## TO DO:
Repeat the records exactly. Every line must match.

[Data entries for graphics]
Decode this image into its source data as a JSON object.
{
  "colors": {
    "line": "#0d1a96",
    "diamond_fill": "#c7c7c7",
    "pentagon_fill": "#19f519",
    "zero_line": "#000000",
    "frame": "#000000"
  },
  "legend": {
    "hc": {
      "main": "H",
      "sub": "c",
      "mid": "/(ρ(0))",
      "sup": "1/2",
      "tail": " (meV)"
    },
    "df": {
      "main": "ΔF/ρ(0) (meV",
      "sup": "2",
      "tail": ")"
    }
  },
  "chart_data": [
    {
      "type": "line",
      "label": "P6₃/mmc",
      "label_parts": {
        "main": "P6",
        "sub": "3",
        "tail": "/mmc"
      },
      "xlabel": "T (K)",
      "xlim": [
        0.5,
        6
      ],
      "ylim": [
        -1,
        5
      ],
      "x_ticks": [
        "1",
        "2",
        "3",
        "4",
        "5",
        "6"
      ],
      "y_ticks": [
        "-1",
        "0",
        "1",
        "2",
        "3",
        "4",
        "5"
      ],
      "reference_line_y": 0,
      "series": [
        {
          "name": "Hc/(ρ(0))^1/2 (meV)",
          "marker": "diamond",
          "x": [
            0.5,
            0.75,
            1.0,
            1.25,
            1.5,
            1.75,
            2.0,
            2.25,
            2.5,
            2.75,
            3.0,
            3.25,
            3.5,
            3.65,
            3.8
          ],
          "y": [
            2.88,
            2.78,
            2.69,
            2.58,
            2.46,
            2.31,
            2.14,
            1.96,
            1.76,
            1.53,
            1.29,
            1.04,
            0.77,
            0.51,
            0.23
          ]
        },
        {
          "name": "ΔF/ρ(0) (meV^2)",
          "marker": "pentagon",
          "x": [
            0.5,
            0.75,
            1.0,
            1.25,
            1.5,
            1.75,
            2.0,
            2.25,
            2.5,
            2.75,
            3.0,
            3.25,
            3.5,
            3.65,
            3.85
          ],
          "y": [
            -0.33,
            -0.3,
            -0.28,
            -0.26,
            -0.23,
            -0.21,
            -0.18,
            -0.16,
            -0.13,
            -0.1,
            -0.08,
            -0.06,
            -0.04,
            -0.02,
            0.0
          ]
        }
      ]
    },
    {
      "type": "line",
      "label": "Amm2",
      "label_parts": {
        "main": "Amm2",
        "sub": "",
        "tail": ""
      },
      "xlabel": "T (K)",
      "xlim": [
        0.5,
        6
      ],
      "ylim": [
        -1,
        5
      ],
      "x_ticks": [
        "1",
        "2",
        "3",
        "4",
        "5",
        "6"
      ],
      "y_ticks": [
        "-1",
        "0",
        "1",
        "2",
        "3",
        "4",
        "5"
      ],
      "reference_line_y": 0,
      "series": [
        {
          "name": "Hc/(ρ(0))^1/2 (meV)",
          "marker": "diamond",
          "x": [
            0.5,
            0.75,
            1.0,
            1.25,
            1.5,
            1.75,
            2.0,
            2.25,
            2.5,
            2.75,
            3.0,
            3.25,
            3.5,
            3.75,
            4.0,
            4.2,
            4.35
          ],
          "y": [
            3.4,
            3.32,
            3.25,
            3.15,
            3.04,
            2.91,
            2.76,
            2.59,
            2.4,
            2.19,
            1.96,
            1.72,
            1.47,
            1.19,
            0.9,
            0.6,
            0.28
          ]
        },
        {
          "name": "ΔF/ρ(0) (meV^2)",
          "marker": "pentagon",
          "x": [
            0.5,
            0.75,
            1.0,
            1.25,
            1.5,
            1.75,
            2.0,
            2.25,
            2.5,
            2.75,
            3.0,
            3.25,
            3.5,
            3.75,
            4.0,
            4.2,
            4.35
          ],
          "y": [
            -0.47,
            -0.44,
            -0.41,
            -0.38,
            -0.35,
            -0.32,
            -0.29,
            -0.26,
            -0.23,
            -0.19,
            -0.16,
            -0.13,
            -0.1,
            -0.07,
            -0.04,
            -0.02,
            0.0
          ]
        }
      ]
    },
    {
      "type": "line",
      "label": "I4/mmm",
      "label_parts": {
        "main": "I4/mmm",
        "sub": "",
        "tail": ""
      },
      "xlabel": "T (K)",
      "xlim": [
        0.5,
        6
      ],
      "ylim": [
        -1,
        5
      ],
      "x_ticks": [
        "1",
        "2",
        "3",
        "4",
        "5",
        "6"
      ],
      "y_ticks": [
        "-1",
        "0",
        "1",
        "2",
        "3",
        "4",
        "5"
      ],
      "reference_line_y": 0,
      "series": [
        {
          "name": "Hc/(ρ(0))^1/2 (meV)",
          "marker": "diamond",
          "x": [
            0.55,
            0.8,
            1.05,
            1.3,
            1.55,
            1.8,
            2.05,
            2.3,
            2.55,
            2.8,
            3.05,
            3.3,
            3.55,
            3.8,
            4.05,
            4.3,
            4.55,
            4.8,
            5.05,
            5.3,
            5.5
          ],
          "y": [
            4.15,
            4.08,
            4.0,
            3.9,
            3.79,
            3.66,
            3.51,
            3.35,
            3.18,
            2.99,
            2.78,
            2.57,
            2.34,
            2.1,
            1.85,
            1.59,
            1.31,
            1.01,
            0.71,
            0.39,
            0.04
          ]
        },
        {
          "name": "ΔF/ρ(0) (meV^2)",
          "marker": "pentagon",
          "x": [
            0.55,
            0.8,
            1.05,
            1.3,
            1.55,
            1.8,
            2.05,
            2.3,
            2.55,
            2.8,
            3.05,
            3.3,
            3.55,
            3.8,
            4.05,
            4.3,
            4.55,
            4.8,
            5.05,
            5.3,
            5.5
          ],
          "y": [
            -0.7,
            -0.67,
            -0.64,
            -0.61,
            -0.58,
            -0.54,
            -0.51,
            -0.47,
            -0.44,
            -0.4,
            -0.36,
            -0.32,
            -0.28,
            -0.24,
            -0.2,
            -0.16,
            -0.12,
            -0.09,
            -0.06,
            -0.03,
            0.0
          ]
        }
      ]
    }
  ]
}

## WORKED SOLUTION:
Decode this image into its source data as a JSON object.
{
  "colors": {
    "line": "#0d1a96",
    "diamond_fill": "#c7c7c7",
    "pentagon_fill": "#19f519",
    "zero_line": "#000000",
    "frame": "#000000"
  },
  "legend": {
    "hc": {
      "main": "H",
      "sub": "c",
      "mid": "/(ρ(0))",
      "sup": "1/2",
      "tail": " (meV)"
    },
    "df": {
      "main": "ΔF/ρ(0) (meV",
      "sup": "2",
      "tail": ")"
    }
  },
  "chart_data": [
    {
      "type": "line",
      "label": "P6₃/mmc",
      "label_parts": {
        "main": "P6",
        "sub": "3",
        "tail": "/mmc"
      },
      "xlabel": "T (K)",
      "xlim": [
        0.5,
        6
      ],
      "ylim": [
        -1,
        5
      ],
      "x_ticks": [
        "1",
        "2",
        "3",
        "4",
        "5",
        "6"
      ],
      "y_ticks": [
        "-1",
        "0",
        "1",
        "2",
        "3",
        "4",
        "5"
      ],
      "reference_line_y": 0,
      "series": [
        {
          "name": "Hc/(ρ(0))^1/2 (meV)",
          "marker": "diamond",
          "x": [
            0.5,
            0.75,
            1.0,
            1.25,
            1.5,
            1.75,
            2.0,
            2.25,
            2.5,
            2.75,
            3.0,
            3.25,
            3.5,
            3.65,
            3.8
          ],
          "y": [
            2.88,
            2.78,
            2.69,
            2.58,
            2.46,
            2.31,
            2.14,
            1.96,
            1.76,
            1.53,
            1.29,
            1.04,
            0.77,
            0.51,
            0.23
          ]
        },
        {
          "name": "ΔF/ρ(0) (meV^2)",
          "marker": "pentagon",
          "x": [
            0.5,
            0.75,
            1.0,
            1.25,
            1.5,
            1.75,
            2.0,
            2.25,
            2.5,
            2.75,
            3.0,
            3.25,
            3.5,
            3.65,
            3.85
          ],
          "y": [
            -0.33,
            -0.3,
            -0.28,
            -0.26,
            -0.23,
            -0.21,
            -0.18,
            -0.16,
            -0.13,
            -0.1,
            -0.08,
            -0.06,
            -0.04,
            -0.02,
            0.0
          ]
        }
      ]
    },
    {
      "type": "line",
      "label": "Amm2",
      "label_parts": {
        "main": "Amm2",
        "sub": "",
        "tail": ""
      },
      "xlabel": "T (K)",
      "xlim": [
        0.5,
        6
      ],
      "ylim": [
        -1,
        5
      ],
      "x_ticks": [
        "1",
        "2",
        "3",
        "4",
        "5",
        "6"
      ],
      "y_ticks": [
        "-1",
        "0",
        "1",
        "2",
        "3",
        "4",
        "5"
      ],
      "reference_line_y": 0,
      "series": [
        {
          "name": "Hc/(ρ(0))^1/2 (meV)",
          "marker": "diamond",
          "x": [
            0.5,
            0.75,
            1.0,
            1.25,
            1.5,
            1.75,
            2.0,
            2.25,
            2.5,
            2.75,
            3.0,
            3.25,
            3.5,
            3.75,
            4.0,
            4.2,
            4.35
          ],
          "y": [
            3.4,
            3.32,
            3.25,
            3.15,
            3.04,
            2.91,
            2.76,
            2.59,
            2.4,
            2.19,
            1.96,
            1.72,
            1.47,
            1.19,
            0.9,
            0.6,
            0.28
          ]
        },
        {
          "name": "ΔF/ρ(0) (meV^2)",
          "marker": "pentagon",
          "x": [
            0.5,
            0.75,
            1.0,
            1.25,
            1.5,
            1.75,
            2.0,
            2.25,
            2.5,
            2.75,
            3.0,
            3.25,
            3.5,
            3.75,
            4.0,
            4.2,
            4.35
          ],
          "y": [
            -0.47,
            -0.44,
            -0.41,
            -0.38,
            -0.35,
            -0.32,
            -0.29,
            -0.26,
            -0.23,
            -0.19,
            -0.16,
            -0.13,
            -0.1,
            -0.07,
            -0.04,
            -0.02,
            0.0
          ]
        }
      ]
    },
    {
      "type": "line",
      "label": "I4/mmm",
      "label_parts": {
        "main": "I4/mmm",
        "sub": "",
        "tail": ""
      },
      "xlabel": "T (K)",
      "xlim": [
        0.5,
        6
      ],
      "ylim": [
        -1,
        5
      ],
      "x_ticks": [
        "1",
        "2",
        "3",
        "4",
        "5",
        "6"
      ],
      "y_ticks": [
        "-1",
        "0",
        "1",
        "2",
        "3",
        "4",
        "5"
      ],
      "reference_line_y": 0,
      "series": [
        {
          "name": "Hc/(ρ(0))^1/2 (meV)",
          "marker": "diamond",
          "x": [
            0.55,
            0.8,
            1.05,
            1.3,
            1.55,
            1.8,
            2.05,
            2.3,
            2.55,
            2.8,
            3.05,
            3.3,
            3.55,
            3.8,
            4.05,
            4.3,
            4.55,
            4.8,
            5.05,
            5.3,
            5.5
          ],
          "y": [
            4.15,
            4.08,
            4.0,
            3.9,
            3.79,
            3.66,
            3.51,
            3.35,
            3.18,
            2.99,
            2.78,
            2.57,
            2.34,
            2.1,
            1.85,
            1.59,
            1.31,
            1.01,
            0.71,
            0.39,
            0.04
          ]
        },
        {
          "name": "ΔF/ρ(0) (meV^2)",
          "marker": "pentagon",
          "x": [
            0.55,
            0.8,
            1.05,
            1.3,
            1.55,
            1.8,
            2.05,
            2.3,
            2.55,
            2.8,
            3.05,
            3.3,
            3.55,
            3.8,
            4.05,
            4.3,
            4.55,
            4.8,
            5.05,
            5.3,
            5.5
          ],
          "y": [
            -0.7,
            -0.67,
            -0.64,
            -0.61,
            -0.58,
            -0.54,
            -0.51,
            -0.47,
            -0.44,
            -0.4,
            -0.36,
            -0.32,
            -0.28,
            -0.24,
            -0.2,
            -0.16,
            -0.12,
            -0.09,
            -0.06,
            -0.03,
            0.0
          ]
        }
      ]
    }
  ]
}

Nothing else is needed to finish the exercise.